REQUIREMENT:
Copy down every line where the string "ylabel" shows up.

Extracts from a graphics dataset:
○ ○ ○ ○

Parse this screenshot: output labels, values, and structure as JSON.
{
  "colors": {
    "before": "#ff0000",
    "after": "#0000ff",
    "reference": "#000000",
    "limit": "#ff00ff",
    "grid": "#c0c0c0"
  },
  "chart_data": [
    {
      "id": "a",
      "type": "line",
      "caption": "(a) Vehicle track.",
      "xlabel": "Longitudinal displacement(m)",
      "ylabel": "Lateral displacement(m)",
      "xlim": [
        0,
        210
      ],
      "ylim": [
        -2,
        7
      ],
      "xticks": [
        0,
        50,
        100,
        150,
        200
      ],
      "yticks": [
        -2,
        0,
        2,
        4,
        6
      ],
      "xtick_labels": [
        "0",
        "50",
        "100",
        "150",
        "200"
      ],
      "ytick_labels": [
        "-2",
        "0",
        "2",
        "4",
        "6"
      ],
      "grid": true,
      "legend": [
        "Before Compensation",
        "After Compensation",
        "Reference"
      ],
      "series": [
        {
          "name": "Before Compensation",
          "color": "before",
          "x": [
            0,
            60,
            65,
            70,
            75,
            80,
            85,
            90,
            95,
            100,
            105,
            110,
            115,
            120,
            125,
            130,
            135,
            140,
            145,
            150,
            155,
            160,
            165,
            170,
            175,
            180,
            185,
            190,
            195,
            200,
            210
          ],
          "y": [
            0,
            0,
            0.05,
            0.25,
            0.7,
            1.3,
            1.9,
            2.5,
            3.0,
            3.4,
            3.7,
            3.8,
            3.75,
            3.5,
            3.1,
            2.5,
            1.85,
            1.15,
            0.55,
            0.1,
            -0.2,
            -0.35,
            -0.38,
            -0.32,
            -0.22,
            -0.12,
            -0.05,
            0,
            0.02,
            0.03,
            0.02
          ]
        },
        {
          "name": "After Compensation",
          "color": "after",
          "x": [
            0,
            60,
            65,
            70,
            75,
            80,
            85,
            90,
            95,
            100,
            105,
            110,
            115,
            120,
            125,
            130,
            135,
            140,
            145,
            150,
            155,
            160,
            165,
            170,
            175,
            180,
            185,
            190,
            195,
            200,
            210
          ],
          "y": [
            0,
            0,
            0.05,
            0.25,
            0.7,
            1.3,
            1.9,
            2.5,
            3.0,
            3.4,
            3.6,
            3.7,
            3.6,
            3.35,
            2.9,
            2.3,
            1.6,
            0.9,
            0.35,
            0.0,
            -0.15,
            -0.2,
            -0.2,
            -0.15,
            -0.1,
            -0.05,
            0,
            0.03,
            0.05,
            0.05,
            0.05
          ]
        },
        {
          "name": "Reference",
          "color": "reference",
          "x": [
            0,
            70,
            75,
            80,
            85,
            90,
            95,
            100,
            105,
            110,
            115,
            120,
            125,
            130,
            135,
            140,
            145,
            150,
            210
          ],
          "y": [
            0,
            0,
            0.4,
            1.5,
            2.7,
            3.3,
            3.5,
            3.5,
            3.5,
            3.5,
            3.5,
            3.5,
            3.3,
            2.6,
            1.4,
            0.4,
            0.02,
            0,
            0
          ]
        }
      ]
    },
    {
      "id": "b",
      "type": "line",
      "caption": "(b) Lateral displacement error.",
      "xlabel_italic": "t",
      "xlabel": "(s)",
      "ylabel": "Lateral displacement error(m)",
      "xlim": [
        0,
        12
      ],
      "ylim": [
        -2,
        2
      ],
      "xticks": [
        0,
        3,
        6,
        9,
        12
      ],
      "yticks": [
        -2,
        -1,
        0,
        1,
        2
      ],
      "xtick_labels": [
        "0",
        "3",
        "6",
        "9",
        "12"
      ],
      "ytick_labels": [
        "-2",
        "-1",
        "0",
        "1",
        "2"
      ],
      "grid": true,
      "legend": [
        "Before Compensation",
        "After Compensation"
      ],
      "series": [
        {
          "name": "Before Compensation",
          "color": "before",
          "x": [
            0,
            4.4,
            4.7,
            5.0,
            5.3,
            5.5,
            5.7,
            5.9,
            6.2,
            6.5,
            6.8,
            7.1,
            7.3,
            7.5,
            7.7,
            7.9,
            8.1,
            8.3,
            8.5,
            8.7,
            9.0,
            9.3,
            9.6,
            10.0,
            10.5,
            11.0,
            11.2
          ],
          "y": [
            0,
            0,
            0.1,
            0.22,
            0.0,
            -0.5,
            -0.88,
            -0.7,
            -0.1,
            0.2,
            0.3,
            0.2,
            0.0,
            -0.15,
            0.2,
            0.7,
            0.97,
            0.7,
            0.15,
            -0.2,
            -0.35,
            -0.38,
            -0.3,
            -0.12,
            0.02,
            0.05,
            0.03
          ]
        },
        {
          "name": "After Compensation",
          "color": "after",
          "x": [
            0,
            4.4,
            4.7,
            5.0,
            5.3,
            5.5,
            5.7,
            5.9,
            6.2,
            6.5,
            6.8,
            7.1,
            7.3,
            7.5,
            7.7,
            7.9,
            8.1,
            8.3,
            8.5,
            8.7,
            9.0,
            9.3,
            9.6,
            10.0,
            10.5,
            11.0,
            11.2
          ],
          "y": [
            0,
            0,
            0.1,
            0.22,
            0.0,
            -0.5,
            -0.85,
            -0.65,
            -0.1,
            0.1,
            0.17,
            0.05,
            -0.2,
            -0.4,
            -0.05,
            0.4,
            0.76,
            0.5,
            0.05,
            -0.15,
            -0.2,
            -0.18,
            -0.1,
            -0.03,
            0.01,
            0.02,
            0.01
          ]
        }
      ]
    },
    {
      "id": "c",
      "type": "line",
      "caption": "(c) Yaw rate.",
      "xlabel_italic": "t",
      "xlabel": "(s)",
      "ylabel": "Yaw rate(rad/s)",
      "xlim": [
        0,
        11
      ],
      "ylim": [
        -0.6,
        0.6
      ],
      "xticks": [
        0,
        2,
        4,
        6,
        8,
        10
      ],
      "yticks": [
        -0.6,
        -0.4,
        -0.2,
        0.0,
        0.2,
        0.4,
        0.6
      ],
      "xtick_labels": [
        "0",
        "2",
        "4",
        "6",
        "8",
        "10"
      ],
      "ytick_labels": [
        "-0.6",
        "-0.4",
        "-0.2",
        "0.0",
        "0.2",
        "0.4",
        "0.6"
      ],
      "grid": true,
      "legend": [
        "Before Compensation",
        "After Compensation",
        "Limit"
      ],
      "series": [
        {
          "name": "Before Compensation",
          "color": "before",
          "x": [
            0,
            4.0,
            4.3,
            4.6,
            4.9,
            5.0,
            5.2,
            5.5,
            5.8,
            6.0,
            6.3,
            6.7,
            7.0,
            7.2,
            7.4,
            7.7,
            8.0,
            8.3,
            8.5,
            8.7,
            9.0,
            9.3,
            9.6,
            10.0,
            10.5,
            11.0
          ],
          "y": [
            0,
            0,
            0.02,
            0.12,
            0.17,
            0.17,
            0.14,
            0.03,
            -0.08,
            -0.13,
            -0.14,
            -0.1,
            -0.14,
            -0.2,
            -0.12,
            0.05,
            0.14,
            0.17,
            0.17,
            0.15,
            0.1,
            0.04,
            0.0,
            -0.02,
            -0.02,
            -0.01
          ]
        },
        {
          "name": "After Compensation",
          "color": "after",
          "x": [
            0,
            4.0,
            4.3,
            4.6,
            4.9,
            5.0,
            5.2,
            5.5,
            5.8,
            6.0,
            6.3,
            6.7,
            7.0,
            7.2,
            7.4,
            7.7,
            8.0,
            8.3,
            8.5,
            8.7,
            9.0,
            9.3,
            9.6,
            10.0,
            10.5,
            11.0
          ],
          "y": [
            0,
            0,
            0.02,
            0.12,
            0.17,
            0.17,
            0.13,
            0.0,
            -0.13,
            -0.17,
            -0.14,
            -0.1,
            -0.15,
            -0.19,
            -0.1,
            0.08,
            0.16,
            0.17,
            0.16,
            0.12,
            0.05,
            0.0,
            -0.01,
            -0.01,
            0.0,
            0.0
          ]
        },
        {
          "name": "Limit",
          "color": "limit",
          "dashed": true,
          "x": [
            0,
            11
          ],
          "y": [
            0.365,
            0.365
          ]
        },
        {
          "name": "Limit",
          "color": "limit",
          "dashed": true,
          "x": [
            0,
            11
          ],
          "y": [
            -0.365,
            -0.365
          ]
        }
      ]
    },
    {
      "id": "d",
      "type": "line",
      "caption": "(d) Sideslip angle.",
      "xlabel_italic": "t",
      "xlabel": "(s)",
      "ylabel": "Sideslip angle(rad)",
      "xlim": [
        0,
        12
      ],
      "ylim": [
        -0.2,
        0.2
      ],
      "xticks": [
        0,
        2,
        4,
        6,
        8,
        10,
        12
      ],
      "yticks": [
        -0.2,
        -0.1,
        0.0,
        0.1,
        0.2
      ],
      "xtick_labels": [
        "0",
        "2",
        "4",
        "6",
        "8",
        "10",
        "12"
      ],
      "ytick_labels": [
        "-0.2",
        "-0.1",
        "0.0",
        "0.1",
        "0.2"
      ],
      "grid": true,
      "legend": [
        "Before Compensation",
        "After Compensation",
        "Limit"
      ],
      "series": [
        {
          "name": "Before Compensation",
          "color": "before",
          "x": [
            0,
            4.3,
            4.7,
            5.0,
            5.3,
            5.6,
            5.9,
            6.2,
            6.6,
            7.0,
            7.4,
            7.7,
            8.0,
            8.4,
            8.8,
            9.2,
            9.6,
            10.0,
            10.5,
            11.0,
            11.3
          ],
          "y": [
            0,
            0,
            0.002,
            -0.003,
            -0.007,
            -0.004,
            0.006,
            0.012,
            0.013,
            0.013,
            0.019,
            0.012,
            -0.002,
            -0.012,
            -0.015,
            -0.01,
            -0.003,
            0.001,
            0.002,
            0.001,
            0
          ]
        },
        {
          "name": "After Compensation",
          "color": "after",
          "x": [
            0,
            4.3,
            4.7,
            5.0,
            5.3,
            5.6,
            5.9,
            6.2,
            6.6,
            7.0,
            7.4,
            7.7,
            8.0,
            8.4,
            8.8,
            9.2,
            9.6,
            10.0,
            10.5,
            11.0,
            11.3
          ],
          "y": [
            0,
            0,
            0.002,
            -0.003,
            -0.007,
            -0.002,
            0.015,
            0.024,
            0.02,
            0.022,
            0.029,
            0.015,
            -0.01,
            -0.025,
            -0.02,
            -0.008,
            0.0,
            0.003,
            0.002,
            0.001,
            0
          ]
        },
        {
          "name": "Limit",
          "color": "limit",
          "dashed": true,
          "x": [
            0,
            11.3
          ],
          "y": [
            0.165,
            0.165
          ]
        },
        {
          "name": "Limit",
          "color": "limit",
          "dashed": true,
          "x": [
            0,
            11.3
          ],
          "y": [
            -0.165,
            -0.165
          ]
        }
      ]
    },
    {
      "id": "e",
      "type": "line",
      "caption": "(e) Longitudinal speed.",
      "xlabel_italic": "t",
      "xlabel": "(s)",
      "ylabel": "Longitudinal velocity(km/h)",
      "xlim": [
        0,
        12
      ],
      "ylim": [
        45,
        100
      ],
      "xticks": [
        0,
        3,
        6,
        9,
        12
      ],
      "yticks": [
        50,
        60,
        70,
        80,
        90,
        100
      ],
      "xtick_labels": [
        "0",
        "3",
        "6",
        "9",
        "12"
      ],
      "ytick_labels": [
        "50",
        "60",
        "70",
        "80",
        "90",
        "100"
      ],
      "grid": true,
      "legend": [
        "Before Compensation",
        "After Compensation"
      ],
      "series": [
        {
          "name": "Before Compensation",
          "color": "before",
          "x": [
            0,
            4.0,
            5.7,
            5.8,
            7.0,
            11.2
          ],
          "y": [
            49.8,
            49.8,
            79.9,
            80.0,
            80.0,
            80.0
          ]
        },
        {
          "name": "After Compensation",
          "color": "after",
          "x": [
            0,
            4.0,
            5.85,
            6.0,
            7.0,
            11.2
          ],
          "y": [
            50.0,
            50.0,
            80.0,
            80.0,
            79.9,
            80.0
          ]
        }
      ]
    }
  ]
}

○ ○ ○ ○

RESULT FOR THIS EXERCISE:
      "ylabel": "Lateral displacement(m)",
      "ylabel": "Lateral displacement error(m)",
      "ylabel": "Yaw rate(rad/s)",
      "ylabel": "Sideslip angle(rad)",
      "ylabel": "Longitudinal velocity(km/h)",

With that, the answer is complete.